___ MATERIAL FOR THE TASK ___
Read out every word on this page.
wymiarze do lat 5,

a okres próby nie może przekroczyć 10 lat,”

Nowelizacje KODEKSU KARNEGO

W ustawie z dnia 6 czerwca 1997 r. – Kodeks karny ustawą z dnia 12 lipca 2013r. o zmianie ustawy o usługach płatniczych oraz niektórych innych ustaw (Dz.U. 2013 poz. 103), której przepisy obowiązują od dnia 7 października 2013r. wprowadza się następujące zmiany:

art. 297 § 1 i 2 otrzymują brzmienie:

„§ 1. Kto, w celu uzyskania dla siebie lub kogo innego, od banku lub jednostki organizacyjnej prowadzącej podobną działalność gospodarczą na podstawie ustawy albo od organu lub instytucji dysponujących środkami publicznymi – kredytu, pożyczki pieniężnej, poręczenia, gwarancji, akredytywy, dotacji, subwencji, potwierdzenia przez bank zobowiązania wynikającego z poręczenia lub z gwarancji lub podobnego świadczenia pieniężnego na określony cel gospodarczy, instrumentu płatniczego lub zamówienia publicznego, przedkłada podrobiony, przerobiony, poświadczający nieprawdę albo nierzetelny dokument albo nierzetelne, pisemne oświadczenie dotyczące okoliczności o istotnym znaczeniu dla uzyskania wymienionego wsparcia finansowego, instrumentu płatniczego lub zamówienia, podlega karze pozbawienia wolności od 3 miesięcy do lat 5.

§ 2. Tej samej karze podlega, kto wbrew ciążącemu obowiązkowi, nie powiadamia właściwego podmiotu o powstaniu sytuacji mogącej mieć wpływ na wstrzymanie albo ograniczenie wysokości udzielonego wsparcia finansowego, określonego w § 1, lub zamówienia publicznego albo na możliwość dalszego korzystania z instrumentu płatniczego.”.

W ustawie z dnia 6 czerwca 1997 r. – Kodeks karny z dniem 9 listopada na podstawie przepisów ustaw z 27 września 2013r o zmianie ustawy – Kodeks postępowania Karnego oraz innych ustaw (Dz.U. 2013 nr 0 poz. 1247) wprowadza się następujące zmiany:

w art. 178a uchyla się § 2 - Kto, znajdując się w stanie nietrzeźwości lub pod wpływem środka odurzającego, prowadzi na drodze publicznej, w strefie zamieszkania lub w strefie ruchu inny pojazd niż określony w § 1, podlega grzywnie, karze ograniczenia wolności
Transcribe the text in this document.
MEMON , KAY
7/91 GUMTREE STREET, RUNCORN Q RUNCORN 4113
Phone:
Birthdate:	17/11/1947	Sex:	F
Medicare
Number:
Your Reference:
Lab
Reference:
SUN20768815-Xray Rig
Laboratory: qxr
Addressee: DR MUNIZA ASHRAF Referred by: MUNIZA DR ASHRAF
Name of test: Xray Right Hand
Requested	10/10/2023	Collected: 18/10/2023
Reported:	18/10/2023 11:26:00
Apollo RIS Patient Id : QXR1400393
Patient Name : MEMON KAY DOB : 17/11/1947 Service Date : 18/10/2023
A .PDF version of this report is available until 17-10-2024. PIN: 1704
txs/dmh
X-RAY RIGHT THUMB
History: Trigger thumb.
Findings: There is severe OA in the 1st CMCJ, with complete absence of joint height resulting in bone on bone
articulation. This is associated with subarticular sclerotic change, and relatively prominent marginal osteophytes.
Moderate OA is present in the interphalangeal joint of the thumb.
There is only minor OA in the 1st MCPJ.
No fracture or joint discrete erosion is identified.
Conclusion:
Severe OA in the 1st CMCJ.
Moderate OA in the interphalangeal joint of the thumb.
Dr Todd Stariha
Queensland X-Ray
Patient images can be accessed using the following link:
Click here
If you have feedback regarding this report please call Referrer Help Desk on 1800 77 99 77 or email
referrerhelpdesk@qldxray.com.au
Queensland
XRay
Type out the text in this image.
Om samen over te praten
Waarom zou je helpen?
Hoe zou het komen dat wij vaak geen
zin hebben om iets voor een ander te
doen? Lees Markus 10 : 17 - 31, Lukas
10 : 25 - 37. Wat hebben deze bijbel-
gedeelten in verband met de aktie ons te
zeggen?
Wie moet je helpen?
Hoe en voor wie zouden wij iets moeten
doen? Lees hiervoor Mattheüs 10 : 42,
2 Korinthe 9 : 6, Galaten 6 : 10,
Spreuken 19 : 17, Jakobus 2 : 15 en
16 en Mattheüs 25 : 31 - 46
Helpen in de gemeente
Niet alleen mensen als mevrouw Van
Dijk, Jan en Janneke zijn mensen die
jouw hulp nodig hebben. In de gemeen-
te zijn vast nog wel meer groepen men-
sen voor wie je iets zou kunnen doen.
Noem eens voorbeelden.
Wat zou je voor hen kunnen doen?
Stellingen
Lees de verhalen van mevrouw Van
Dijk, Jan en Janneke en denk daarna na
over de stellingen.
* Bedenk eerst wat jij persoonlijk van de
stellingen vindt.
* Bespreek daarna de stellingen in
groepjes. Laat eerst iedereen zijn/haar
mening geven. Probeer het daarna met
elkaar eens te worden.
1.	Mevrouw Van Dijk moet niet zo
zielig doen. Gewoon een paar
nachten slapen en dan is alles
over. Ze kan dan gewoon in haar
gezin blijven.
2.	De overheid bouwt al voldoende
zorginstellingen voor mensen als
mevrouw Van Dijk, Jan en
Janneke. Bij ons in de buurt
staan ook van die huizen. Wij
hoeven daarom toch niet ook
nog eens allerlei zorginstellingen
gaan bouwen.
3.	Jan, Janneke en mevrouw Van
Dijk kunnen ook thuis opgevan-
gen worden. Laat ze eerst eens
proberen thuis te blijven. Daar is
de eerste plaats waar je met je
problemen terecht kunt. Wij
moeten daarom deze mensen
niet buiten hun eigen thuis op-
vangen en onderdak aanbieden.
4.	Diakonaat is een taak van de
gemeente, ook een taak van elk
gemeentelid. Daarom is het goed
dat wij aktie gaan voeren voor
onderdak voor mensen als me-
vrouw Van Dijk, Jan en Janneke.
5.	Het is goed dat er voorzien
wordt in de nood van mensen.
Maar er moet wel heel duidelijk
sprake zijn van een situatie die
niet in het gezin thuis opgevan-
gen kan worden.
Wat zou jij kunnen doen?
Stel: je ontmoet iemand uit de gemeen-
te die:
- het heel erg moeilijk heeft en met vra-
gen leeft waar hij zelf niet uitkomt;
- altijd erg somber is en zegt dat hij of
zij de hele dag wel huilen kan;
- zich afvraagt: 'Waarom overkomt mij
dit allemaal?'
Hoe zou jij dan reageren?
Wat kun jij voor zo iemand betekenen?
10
___
*STATED EXERCISE*. Please repeat all the records above exactly as they appear.

*TASK RESPONSE*.
Read out every word on this page.
wymiarze do lat 5,

a okres próby nie może przekroczyć 10 lat,”

Nowelizacje KODEKSU KARNEGO

W ustawie z dnia 6 czerwca 1997 r. – Kodeks karny ustawą z dnia 12 lipca 2013r. o zmianie ustawy o usługach płatniczych oraz niektórych innych ustaw (Dz.U. 2013 poz. 103), której przepisy obowiązują od dnia 7 października 2013r. wprowadza się następujące zmiany:

art. 297 § 1 i 2 otrzymują brzmienie:

„§ 1. Kto, w celu uzyskania dla siebie lub kogo innego, od banku lub jednostki organizacyjnej prowadzącej podobną działalność gospodarczą na podstawie ustawy albo od organu lub instytucji dysponujących środkami publicznymi – kredytu, pożyczki pieniężnej, poręczenia, gwarancji, akredytywy, dotacji, subwencji, potwierdzenia przez bank zobowiązania wynikającego z poręczenia lub z gwarancji lub podobnego świadczenia pieniężnego na określony cel gospodarczy, instrumentu płatniczego lub zamówienia publicznego, przedkłada podrobiony, przerobiony, poświadczający nieprawdę albo nierzetelny dokument albo nierzetelne, pisemne oświadczenie dotyczące okoliczności o istotnym znaczeniu dla uzyskania wymienionego wsparcia finansowego, instrumentu płatniczego lub zamówienia, podlega karze pozbawienia wolności od 3 miesięcy do lat 5.

§ 2. Tej samej karze podlega, kto wbrew ciążącemu obowiązkowi, nie powiadamia właściwego podmiotu o powstaniu sytuacji mogącej mieć wpływ na wstrzymanie albo ograniczenie wysokości udzielonego wsparcia finansowego, określonego w § 1, lub zamówienia publicznego albo na możliwość dalszego korzystania z instrumentu płatniczego.”.

W ustawie z dnia 6 czerwca 1997 r. – Kodeks karny z dniem 9 listopada na podstawie przepisów ustaw z 27 września 2013r o zmianie ustawy – Kodeks postępowania Karnego oraz innych ustaw (Dz.U. 2013 nr 0 poz. 1247) wprowadza się następujące zmiany:

w art. 178a uchyla się § 2 - Kto, znajdując się w stanie nietrzeźwości lub pod wpływem środka odurzającego, prowadzi na drodze publicznej, w strefie zamieszkania lub w strefie ruchu inny pojazd niż określony w § 1, podlega grzywnie, karze ograniczenia wolności
Transcribe the text in this document.
MEMON , KAY
7/91 GUMTREE STREET, RUNCORN Q RUNCORN 4113
Phone:
Birthdate:	17/11/1947	Sex:	F
Medicare
Number:
Your Reference:
Lab
Reference:
SUN20768815-Xray Rig
Laboratory: qxr
Addressee: DR MUNIZA ASHRAF Referred by: MUNIZA DR ASHRAF
Name of test: Xray Right Hand
Requested	10/10/2023	Collected: 18/10/2023
Reported:	18/10/2023 11:26:00
Apollo RIS Patient Id : QXR1400393
Patient Name : MEMON KAY DOB : 17/11/1947 Service Date : 18/10/2023
A .PDF version of this report is available until 17-10-2024. PIN: 1704
txs/dmh
X-RAY RIGHT THUMB
History: Trigger thumb.
Findings: There is severe OA in the 1st CMCJ, with complete absence of joint height resulting in bone on bone
articulation. This is associated with subarticular sclerotic change, and relatively prominent marginal osteophytes.
Moderate OA is present in the interphalangeal joint of the thumb.
There is only minor OA in the 1st MCPJ.
No fracture or joint discrete erosion is identified.
Conclusion:
Severe OA in the 1st CMCJ.
Moderate OA in the interphalangeal joint of the thumb.
Dr Todd Stariha
Queensland X-Ray
Patient images can be accessed using the following link:
Click here
If you have feedback regarding this report please call Referrer Help Desk on 1800 77 99 77 or email
referrerhelpdesk@qldxray.com.au
Queensland
XRay
Type out the text in this image.
Om samen over te praten
Waarom zou je helpen?
Hoe zou het komen dat wij vaak geen
zin hebben om iets voor een ander te
doen? Lees Markus 10 : 17 - 31, Lukas
10 : 25 - 37. Wat hebben deze bijbel-
gedeelten in verband met de aktie ons te
zeggen?
Wie moet je helpen?
Hoe en voor wie zouden wij iets moeten
doen? Lees hiervoor Mattheüs 10 : 42,
2 Korinthe 9 : 6, Galaten 6 : 10,
Spreuken 19 : 17, Jakobus 2 : 15 en
16 en Mattheüs 25 : 31 - 46
Helpen in de gemeente
Niet alleen mensen als mevrouw Van
Dijk, Jan en Janneke zijn mensen die
jouw hulp nodig hebben. In de gemeen-
te zijn vast nog wel meer groepen men-
sen voor wie je iets zou kunnen doen.
Noem eens voorbeelden.
Wat zou je voor hen kunnen doen?
Stellingen
Lees de verhalen van mevrouw Van
Dijk, Jan en Janneke en denk daarna na
over de stellingen.
* Bedenk eerst wat jij persoonlijk van de
stellingen vindt.
* Bespreek daarna de stellingen in
groepjes. Laat eerst iedereen zijn/haar
mening geven. Probeer het daarna met
elkaar eens te worden.
1.	Mevrouw Van Dijk moet niet zo
zielig doen. Gewoon een paar
nachten slapen en dan is alles
over. Ze kan dan gewoon in haar
gezin blijven.
2.	De overheid bouwt al voldoende
zorginstellingen voor mensen als
mevrouw Van Dijk, Jan en
Janneke. Bij ons in de buurt
staan ook van die huizen. Wij
hoeven daarom toch niet ook
nog eens allerlei zorginstellingen
gaan bouwen.
3.	Jan, Janneke en mevrouw Van
Dijk kunnen ook thuis opgevan-
gen worden. Laat ze eerst eens
proberen thuis te blijven. Daar is
de eerste plaats waar je met je
problemen terecht kunt. Wij
moeten daarom deze mensen
niet buiten hun eigen thuis op-
vangen en onderdak aanbieden.
4.	Diakonaat is een taak van de
gemeente, ook een taak van elk
gemeentelid. Daarom is het goed
dat wij aktie gaan voeren voor
onderdak voor mensen als me-
vrouw Van Dijk, Jan en Janneke.
5.	Het is goed dat er voorzien
wordt in de nood van mensen.
Maar er moet wel heel duidelijk
sprake zijn van een situatie die
niet in het gezin thuis opgevan-
gen kan worden.
Wat zou jij kunnen doen?
Stel: je ontmoet iemand uit de gemeen-
te die:
- het heel erg moeilijk heeft en met vra-
gen leeft waar hij zelf niet uitkomt;
- altijd erg somber is en zegt dat hij of
zij de hele dag wel huilen kan;
- zich afvraagt: 'Waarom overkomt mij
dit allemaal?'
Hoe zou jij dan reageren?
Wat kun jij voor zo iemand betekenen?
10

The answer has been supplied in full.